_GIVEN PROBLEM_
In the entries below, find every line with "January" and copy it.

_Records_
--- BEGIN ---

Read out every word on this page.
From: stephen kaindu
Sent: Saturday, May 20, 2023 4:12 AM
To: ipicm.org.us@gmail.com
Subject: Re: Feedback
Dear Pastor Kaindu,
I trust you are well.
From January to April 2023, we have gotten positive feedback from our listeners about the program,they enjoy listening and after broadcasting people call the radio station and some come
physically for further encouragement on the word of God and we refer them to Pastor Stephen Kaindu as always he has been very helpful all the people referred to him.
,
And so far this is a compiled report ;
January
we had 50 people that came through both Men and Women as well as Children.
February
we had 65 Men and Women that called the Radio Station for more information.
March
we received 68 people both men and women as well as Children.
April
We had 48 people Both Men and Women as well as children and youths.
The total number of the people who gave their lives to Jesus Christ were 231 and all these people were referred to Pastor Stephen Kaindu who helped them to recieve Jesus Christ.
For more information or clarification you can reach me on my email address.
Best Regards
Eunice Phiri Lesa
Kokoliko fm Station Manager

--- END ---

_EXERCISE OUTPUT_
From January to April 2023, we have gotten positive feedback from our listeners about the program,they enjoy listening and after broadcasting people call the radio station and some come
January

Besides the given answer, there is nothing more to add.